Instructions for the task ▸ Update the data below by replacing "bounding box" with "enclosing rectangle", and change nothing else.

Data shown ▸
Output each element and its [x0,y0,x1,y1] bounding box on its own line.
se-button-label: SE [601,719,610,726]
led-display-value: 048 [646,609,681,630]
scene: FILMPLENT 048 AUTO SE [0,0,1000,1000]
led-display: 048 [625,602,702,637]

Result of this exercise ▸
Output each element and its [x0,y0,x1,y1] enclosing rectangle on its own line.
se-button-label: SE [601,719,610,726]
led-display-value: 048 [646,609,681,630]
scene: FILMPLENT 048 AUTO SE [0,0,1000,1000]
led-display: 048 [625,602,702,637]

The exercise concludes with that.